+++ Records for this task +++
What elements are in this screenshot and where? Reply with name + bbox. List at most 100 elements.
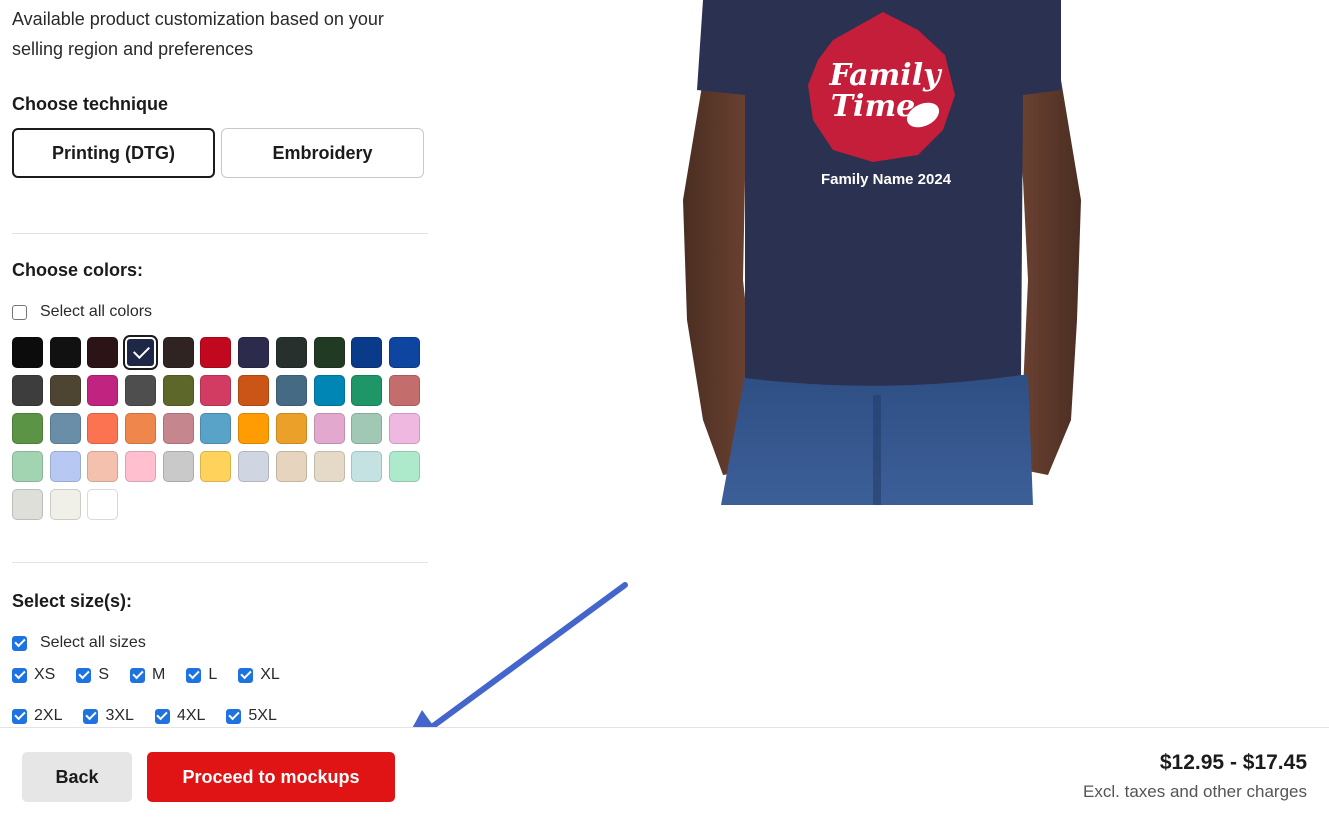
- back-button[interactable]: Back: [22, 752, 132, 802]
- checkbox-icon[interactable]: [12, 708, 27, 724]
- color-swatch[interactable]: [275, 375, 307, 406]
- color-swatch[interactable]: [87, 489, 119, 520]
- color-swatch[interactable]: [49, 337, 81, 368]
- color-swatch[interactable]: [313, 451, 345, 482]
- color-swatch[interactable]: [49, 451, 81, 482]
- color-swatch[interactable]: [313, 413, 345, 444]
- size-label: 4XL: [176, 707, 206, 724]
- footer-bar: Back Proceed to mockups $12.95 - $17.45 …: [0, 727, 1329, 818]
- size-checkbox-xs[interactable]: XS: [12, 666, 55, 684]
- section-divider: [12, 562, 428, 563]
- select-all-sizes-label: Select all sizes: [40, 634, 146, 651]
- checkbox-icon[interactable]: [83, 708, 99, 724]
- checkbox-icon[interactable]: [238, 667, 254, 683]
- select-all-colors-label: Select all colors: [40, 303, 153, 320]
- checkbox-icon[interactable]: [186, 667, 202, 683]
- color-swatch[interactable]: [87, 451, 119, 482]
- checkbox-icon[interactable]: [12, 304, 27, 320]
- technique-options: Printing (DTG) Embroidery: [12, 128, 428, 178]
- color-swatch[interactable]: [238, 413, 270, 444]
- color-swatch[interactable]: [388, 375, 420, 406]
- color-swatch[interactable]: [49, 489, 81, 520]
- color-swatch[interactable]: [275, 337, 307, 368]
- color-swatch[interactable]: [351, 451, 383, 482]
- color-swatch[interactable]: [125, 413, 157, 444]
- color-swatch[interactable]: [200, 375, 232, 406]
- color-swatch[interactable]: [87, 375, 119, 406]
- color-swatch[interactable]: [12, 451, 43, 482]
- product-preview-image: Family Time Family Name 2024: [683, 0, 1081, 505]
- size-checkbox-3xl[interactable]: 3XL: [83, 707, 134, 725]
- intro-line-1: Available product customization based on…: [12, 9, 384, 29]
- sizes-title: Select size(s):: [12, 591, 133, 611]
- size-label: L: [208, 666, 218, 683]
- color-swatch[interactable]: [351, 337, 383, 368]
- color-swatch[interactable]: [238, 337, 270, 368]
- checkbox-icon[interactable]: [154, 708, 170, 724]
- checkbox-icon[interactable]: [226, 708, 242, 724]
- color-swatch[interactable]: [49, 413, 81, 444]
- color-swatch[interactable]: [351, 375, 383, 406]
- color-swatch[interactable]: [87, 337, 119, 368]
- intro-line-2: selling region and preferences: [12, 39, 254, 59]
- select-all-sizes-checkbox[interactable]: Select all sizes: [12, 634, 428, 652]
- color-swatch[interactable]: [313, 337, 345, 368]
- color-swatch[interactable]: [125, 337, 157, 368]
- size-checkbox-2xl[interactable]: 2XL: [12, 707, 62, 725]
- checkbox-icon[interactable]: [130, 667, 146, 683]
- color-swatch[interactable]: [388, 451, 420, 482]
- select-all-colors-checkbox[interactable]: Select all colors: [12, 303, 428, 321]
- checkbox-icon[interactable]: [12, 667, 27, 683]
- size-label: 3XL: [105, 707, 134, 724]
- color-swatch[interactable]: [388, 413, 420, 444]
- color-swatch[interactable]: [275, 413, 307, 444]
- customization-panel: Available product customization based on…: [12, 0, 428, 725]
- size-checkbox-5xl[interactable]: 5XL: [226, 707, 277, 725]
- color-swatch[interactable]: [238, 451, 270, 482]
- jeans-seam: [873, 395, 881, 505]
- size-label: XS: [34, 666, 56, 683]
- design-line-2: Time: [831, 89, 916, 124]
- arrow-shaft: [422, 582, 628, 735]
- size-checkbox-m[interactable]: M: [130, 666, 165, 684]
- color-swatch[interactable]: [313, 375, 345, 406]
- technique-embroidery-button[interactable]: Embroidery: [221, 128, 424, 178]
- size-checkbox-xl[interactable]: XL: [238, 666, 280, 684]
- color-swatch[interactable]: [162, 451, 194, 482]
- color-swatch[interactable]: [162, 413, 194, 444]
- color-swatch[interactable]: [87, 413, 119, 444]
- size-label: 5XL: [248, 707, 277, 724]
- color-swatch[interactable]: [200, 413, 232, 444]
- size-options: XS S M L XL 2XL 3XL 4XL 5XL: [12, 666, 372, 725]
- colors-title: Choose colors:: [12, 260, 144, 280]
- size-label: M: [152, 666, 166, 683]
- color-swatch[interactable]: [12, 413, 43, 444]
- color-swatch[interactable]: [238, 375, 270, 406]
- section-divider: [12, 233, 428, 234]
- checkbox-icon[interactable]: [76, 667, 92, 683]
- color-swatch[interactable]: [49, 375, 81, 406]
- intro-text: Available product customization based on…: [12, 4, 428, 64]
- color-swatch[interactable]: [162, 337, 194, 368]
- size-checkbox-4xl[interactable]: 4XL: [154, 707, 206, 725]
- color-swatch-grid: [12, 337, 428, 520]
- design-subtitle: Family Name 2024: [821, 171, 952, 188]
- color-swatch[interactable]: [200, 451, 232, 482]
- proceed-to-mockups-button[interactable]: Proceed to mockups: [147, 752, 395, 802]
- technique-printing-dtg-button[interactable]: Printing (DTG): [12, 128, 215, 178]
- color-swatch[interactable]: [125, 451, 157, 482]
- checkbox-icon[interactable]: [12, 635, 27, 651]
- color-swatch[interactable]: [162, 375, 194, 406]
- color-swatch[interactable]: [351, 413, 383, 444]
- color-swatch[interactable]: [275, 451, 307, 482]
- color-swatch[interactable]: [12, 375, 43, 406]
- color-swatch[interactable]: [388, 337, 420, 368]
- color-swatch[interactable]: [12, 489, 43, 520]
- color-swatch[interactable]: [12, 337, 43, 368]
- color-swatch[interactable]: [200, 337, 232, 368]
- color-swatch[interactable]: [125, 375, 157, 406]
- size-checkbox-l[interactable]: L: [186, 666, 217, 684]
- size-label: XL: [260, 666, 280, 683]
- technique-title: Choose technique: [12, 94, 169, 114]
- size-checkbox-s[interactable]: S: [76, 666, 109, 684]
+++
_What you will do_.
Reproduce the entire listing above line for line, with no changes, and omit the pictures.

_Answer to this problem_.
What elements are in this screenshot and where? Reply with name + bbox. List at most 100 elements.
- back-button[interactable]: Back: [22, 752, 132, 802]
- checkbox-icon[interactable]: [12, 708, 27, 724]
- color-swatch[interactable]: [275, 375, 307, 406]
- color-swatch[interactable]: [87, 489, 119, 520]
- color-swatch[interactable]: [49, 337, 81, 368]
- color-swatch[interactable]: [313, 451, 345, 482]
- color-swatch[interactable]: [49, 451, 81, 482]
- color-swatch[interactable]: [313, 413, 345, 444]
- size-label: 4XL: [176, 707, 206, 724]
- footer-bar: Back Proceed to mockups $12.95 - $17.45 …: [0, 727, 1329, 818]
- size-checkbox-xs[interactable]: XS: [12, 666, 55, 684]
- section-divider: [12, 562, 428, 563]
- select-all-sizes-label: Select all sizes: [40, 634, 146, 651]
- checkbox-icon[interactable]: [83, 708, 99, 724]
- checkbox-icon[interactable]: [238, 667, 254, 683]
- select-all-colors-label: Select all colors: [40, 303, 153, 320]
- checkbox-icon[interactable]: [186, 667, 202, 683]
- color-swatch[interactable]: [87, 451, 119, 482]
- checkbox-icon[interactable]: [12, 304, 27, 320]
- technique-options: Printing (DTG) Embroidery: [12, 128, 428, 178]
- color-swatch[interactable]: [238, 413, 270, 444]
- color-swatch[interactable]: [388, 375, 420, 406]
- color-swatch[interactable]: [49, 489, 81, 520]
- color-swatch[interactable]: [275, 337, 307, 368]
- color-swatch[interactable]: [351, 451, 383, 482]
- color-swatch[interactable]: [125, 413, 157, 444]
- color-swatch[interactable]: [200, 375, 232, 406]
- color-swatch[interactable]: [87, 375, 119, 406]
- color-swatch[interactable]: [12, 451, 43, 482]
- product-preview-image: Family Time Family Name 2024: [683, 0, 1081, 505]
- size-checkbox-3xl[interactable]: 3XL: [83, 707, 134, 725]
- intro-line-1: Available product customization based on…: [12, 9, 384, 29]
- sizes-title: Select size(s):: [12, 591, 133, 611]
- size-label: L: [208, 666, 218, 683]
- color-swatch[interactable]: [351, 337, 383, 368]
- color-swatch[interactable]: [238, 337, 270, 368]
- checkbox-icon[interactable]: [154, 708, 170, 724]
- checkbox-icon[interactable]: [226, 708, 242, 724]
- color-swatch[interactable]: [49, 413, 81, 444]
- color-swatch[interactable]: [351, 375, 383, 406]
- color-swatch[interactable]: [87, 337, 119, 368]
- intro-line-2: selling region and preferences: [12, 39, 254, 59]
- select-all-sizes-checkbox[interactable]: Select all sizes: [12, 634, 428, 652]
- color-swatch[interactable]: [313, 337, 345, 368]
- color-swatch[interactable]: [125, 337, 157, 368]
- size-checkbox-2xl[interactable]: 2XL: [12, 707, 62, 725]
- checkbox-icon[interactable]: [130, 667, 146, 683]
- color-swatch[interactable]: [388, 451, 420, 482]
- select-all-colors-checkbox[interactable]: Select all colors: [12, 303, 428, 321]
- checkbox-icon[interactable]: [12, 667, 27, 683]
- size-label: 3XL: [105, 707, 134, 724]
- color-swatch[interactable]: [388, 413, 420, 444]
- color-swatch[interactable]: [275, 413, 307, 444]
- customization-panel: Available product customization based on…: [12, 0, 428, 725]
- size-checkbox-5xl[interactable]: 5XL: [226, 707, 277, 725]
- color-swatch[interactable]: [238, 451, 270, 482]
- jeans-seam: [873, 395, 881, 505]
- size-label: XS: [34, 666, 56, 683]
- design-line-2: Time: [831, 89, 916, 124]
- arrow-shaft: [422, 582, 628, 735]
- size-checkbox-m[interactable]: M: [130, 666, 165, 684]
- color-swatch[interactable]: [313, 375, 345, 406]
- technique-embroidery-button[interactable]: Embroidery: [221, 128, 424, 178]
- size-checkbox-xl[interactable]: XL: [238, 666, 280, 684]
- color-swatch[interactable]: [162, 451, 194, 482]
- color-swatch[interactable]: [162, 413, 194, 444]
- color-swatch[interactable]: [87, 413, 119, 444]
- size-label: 5XL: [248, 707, 277, 724]
- color-swatch[interactable]: [200, 413, 232, 444]
- size-options: XS S M L XL 2XL 3XL 4XL 5XL: [12, 666, 372, 725]
- colors-title: Choose colors:: [12, 260, 144, 280]
- size-label: M: [152, 666, 166, 683]
- color-swatch[interactable]: [12, 413, 43, 444]
- color-swatch[interactable]: [238, 375, 270, 406]
- section-divider: [12, 233, 428, 234]
- checkbox-icon[interactable]: [76, 667, 92, 683]
- color-swatch[interactable]: [49, 375, 81, 406]
- intro-text: Available product customization based on…: [12, 4, 428, 64]
- color-swatch[interactable]: [162, 337, 194, 368]
- size-checkbox-4xl[interactable]: 4XL: [154, 707, 206, 725]
- color-swatch-grid: [12, 337, 428, 520]
- design-subtitle: Family Name 2024: [821, 171, 952, 188]
- color-swatch[interactable]: [200, 451, 232, 482]
- proceed-to-mockups-button[interactable]: Proceed to mockups: [147, 752, 395, 802]
- technique-printing-dtg-button[interactable]: Printing (DTG): [12, 128, 215, 178]
- color-swatch[interactable]: [125, 451, 157, 482]
- checkbox-icon[interactable]: [12, 635, 27, 651]
- color-swatch[interactable]: [162, 375, 194, 406]
- color-swatch[interactable]: [351, 413, 383, 444]
- color-swatch[interactable]: [275, 451, 307, 482]
- color-swatch[interactable]: [12, 375, 43, 406]
- color-swatch[interactable]: [388, 337, 420, 368]
- color-swatch[interactable]: [12, 489, 43, 520]
- color-swatch[interactable]: [12, 337, 43, 368]
- color-swatch[interactable]: [200, 337, 232, 368]
- color-swatch[interactable]: [125, 375, 157, 406]
- size-checkbox-l[interactable]: L: [186, 666, 217, 684]
- size-label: XL: [260, 666, 280, 683]
- technique-title: Choose technique: [12, 94, 169, 114]
- size-checkbox-s[interactable]: S: [76, 666, 109, 684]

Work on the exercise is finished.